- [TASK]
Go through the lines below. Copy those with "color".
** Begin DATASET CONTENT **
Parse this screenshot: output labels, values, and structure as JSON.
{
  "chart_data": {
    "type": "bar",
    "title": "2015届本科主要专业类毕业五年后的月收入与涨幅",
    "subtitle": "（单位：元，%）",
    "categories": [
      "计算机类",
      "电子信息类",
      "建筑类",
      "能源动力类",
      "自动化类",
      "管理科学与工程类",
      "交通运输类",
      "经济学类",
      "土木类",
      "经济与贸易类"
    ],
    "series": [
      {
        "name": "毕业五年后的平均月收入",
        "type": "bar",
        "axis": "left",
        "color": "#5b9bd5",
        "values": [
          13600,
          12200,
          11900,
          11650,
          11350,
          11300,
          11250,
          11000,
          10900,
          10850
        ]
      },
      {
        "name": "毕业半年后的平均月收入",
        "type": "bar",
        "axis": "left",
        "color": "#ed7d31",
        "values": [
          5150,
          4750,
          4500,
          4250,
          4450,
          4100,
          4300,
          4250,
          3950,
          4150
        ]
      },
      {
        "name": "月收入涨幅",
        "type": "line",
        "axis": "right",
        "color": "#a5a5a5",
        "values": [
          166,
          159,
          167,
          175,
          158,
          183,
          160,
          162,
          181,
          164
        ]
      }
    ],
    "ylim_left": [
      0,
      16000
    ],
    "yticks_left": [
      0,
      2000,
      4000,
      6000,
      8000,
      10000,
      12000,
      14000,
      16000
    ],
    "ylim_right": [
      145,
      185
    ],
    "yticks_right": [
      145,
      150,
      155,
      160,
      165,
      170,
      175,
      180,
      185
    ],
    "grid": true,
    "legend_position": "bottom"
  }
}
** End DATASET CONTENT **
- [COMPLETED EXERCISE]
        "color": "#5b9bd5",
        "color": "#ed7d31",
        "color": "#a5a5a5",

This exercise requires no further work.